__Records__
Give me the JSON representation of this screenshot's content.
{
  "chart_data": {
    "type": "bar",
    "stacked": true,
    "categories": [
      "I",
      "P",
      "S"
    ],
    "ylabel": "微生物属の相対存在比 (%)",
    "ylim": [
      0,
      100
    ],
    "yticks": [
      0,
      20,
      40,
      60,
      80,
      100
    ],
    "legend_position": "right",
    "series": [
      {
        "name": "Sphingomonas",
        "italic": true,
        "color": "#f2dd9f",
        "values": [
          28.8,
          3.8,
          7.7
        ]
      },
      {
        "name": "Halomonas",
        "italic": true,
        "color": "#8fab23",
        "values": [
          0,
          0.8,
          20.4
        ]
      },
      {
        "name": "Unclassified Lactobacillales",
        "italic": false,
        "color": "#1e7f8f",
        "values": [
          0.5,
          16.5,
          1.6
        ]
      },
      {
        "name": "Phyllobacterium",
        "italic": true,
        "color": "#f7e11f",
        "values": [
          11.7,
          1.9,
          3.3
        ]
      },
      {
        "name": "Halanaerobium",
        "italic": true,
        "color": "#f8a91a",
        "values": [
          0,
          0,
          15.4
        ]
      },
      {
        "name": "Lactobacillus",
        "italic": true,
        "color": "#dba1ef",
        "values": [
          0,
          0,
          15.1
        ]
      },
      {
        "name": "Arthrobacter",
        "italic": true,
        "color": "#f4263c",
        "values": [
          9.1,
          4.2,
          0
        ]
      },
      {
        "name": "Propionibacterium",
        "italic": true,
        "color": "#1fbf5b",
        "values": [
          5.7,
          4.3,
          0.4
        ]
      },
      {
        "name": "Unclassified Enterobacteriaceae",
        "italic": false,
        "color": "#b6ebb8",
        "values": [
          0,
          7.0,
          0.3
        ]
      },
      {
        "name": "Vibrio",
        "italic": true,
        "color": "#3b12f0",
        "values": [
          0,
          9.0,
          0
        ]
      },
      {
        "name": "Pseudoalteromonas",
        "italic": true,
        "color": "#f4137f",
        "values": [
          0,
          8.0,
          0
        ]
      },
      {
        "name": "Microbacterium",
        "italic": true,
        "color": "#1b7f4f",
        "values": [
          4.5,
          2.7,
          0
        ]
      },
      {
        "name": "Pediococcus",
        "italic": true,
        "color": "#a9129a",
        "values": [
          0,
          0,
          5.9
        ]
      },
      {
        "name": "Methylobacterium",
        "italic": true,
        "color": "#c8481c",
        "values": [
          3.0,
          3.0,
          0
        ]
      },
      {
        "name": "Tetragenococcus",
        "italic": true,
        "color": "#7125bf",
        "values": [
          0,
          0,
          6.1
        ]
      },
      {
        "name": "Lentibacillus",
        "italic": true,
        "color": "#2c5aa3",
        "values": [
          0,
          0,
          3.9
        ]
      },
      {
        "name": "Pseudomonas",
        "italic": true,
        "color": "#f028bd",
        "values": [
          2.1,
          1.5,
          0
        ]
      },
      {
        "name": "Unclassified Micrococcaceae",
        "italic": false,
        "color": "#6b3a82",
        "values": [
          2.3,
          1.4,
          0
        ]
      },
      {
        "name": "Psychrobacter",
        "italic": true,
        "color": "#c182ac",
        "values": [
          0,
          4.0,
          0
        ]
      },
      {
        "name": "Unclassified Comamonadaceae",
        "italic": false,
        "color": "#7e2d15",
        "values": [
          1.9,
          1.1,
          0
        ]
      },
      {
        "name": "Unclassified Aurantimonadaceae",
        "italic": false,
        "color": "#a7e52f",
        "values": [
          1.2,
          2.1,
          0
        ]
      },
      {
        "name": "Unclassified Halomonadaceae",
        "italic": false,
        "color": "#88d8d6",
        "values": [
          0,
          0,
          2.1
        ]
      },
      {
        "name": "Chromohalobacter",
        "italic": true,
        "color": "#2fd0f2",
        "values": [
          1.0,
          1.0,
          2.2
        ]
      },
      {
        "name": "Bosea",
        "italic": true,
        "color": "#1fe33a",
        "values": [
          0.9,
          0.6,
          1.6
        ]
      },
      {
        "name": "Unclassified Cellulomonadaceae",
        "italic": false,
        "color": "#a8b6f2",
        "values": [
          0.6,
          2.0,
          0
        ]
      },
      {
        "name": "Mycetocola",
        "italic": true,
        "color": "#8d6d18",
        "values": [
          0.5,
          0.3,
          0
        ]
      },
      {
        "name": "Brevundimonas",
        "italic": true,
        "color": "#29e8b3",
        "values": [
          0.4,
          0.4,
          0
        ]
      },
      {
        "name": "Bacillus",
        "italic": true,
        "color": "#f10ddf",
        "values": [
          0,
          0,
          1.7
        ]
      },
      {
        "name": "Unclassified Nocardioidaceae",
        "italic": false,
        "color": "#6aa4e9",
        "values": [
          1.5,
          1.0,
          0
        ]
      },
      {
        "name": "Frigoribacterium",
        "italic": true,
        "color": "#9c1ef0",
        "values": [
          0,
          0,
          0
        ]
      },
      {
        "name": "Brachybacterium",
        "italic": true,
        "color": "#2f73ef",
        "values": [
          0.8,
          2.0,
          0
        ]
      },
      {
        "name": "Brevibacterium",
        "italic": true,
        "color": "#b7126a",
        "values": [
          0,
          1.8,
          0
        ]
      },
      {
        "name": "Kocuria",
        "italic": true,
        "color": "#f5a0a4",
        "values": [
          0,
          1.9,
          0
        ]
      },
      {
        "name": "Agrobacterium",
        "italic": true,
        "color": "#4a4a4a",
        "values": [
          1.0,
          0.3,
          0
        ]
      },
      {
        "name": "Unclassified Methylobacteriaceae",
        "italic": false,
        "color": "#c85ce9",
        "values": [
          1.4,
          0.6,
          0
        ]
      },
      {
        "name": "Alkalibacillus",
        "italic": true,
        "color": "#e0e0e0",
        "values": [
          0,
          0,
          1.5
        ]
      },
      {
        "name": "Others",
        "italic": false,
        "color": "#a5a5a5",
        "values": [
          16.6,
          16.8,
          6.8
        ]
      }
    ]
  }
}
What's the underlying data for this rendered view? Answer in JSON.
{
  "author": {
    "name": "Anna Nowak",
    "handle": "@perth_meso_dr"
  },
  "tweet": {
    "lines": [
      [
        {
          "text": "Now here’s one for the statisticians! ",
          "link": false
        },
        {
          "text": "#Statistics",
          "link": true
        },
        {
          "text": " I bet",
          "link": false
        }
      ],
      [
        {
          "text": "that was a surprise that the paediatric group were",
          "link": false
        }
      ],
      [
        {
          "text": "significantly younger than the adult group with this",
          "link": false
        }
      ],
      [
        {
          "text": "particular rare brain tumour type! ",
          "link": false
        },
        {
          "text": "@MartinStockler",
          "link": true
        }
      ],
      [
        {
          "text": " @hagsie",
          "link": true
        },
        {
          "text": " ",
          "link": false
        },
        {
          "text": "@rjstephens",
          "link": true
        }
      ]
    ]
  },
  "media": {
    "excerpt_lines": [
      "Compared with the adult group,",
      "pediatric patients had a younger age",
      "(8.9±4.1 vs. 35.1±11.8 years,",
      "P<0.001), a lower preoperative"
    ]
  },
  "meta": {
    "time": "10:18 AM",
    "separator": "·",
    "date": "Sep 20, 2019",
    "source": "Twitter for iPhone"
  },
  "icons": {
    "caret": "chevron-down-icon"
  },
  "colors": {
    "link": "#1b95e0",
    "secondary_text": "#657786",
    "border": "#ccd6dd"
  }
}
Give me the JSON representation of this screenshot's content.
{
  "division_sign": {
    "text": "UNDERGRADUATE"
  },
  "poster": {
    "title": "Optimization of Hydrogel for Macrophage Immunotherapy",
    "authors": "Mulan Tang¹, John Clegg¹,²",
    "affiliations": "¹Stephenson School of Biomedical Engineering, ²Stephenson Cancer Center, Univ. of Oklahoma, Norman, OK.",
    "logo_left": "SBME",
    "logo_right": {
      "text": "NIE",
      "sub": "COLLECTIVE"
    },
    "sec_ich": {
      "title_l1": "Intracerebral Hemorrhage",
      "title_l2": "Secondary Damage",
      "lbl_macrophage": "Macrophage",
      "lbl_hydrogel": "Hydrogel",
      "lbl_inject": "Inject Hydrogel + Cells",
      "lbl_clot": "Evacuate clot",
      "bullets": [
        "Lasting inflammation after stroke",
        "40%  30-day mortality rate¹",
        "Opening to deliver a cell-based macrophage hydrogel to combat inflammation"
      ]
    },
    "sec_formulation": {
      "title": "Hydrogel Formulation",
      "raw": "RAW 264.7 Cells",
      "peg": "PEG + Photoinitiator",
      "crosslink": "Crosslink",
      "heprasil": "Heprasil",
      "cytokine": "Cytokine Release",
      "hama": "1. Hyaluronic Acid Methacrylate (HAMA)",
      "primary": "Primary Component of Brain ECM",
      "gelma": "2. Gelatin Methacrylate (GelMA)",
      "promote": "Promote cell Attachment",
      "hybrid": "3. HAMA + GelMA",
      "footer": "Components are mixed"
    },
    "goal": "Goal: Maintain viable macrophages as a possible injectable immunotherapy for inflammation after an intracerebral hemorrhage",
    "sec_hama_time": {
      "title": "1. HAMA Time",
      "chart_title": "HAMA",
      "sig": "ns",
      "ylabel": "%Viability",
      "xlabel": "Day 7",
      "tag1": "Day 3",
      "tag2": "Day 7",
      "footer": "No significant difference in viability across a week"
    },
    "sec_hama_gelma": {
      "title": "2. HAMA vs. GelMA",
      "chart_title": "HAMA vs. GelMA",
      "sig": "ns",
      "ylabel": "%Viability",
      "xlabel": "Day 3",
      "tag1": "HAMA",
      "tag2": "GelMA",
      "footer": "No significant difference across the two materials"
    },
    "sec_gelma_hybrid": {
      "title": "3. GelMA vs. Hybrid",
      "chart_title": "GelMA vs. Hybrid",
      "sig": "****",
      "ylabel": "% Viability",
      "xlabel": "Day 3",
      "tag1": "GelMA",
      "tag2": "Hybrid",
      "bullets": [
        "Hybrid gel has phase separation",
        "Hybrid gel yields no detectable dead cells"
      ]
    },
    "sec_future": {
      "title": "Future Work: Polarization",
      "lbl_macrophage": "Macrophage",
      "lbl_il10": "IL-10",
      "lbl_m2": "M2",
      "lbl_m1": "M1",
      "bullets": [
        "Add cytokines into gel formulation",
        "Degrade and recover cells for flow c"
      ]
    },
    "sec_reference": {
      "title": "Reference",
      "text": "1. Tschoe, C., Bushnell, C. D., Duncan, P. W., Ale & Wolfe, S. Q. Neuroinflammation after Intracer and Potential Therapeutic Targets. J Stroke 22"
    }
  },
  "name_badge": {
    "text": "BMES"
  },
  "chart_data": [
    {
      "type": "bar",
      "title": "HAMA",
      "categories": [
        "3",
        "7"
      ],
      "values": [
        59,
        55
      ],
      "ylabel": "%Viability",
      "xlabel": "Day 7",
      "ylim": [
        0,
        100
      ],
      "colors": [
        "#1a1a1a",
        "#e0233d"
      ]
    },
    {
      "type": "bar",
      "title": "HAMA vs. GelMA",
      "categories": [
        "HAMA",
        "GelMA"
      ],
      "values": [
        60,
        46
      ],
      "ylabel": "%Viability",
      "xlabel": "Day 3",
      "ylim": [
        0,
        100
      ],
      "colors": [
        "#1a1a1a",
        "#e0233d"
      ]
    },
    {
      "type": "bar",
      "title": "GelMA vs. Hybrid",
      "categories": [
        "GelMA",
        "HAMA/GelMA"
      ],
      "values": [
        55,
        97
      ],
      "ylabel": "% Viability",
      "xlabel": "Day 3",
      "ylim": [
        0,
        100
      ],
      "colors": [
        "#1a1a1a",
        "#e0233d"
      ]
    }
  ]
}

__Your assignment__
Search the entries above for the word "Methacrylate" and count the lines that hold it. Reply with only that number.

__Solution to the problem__
2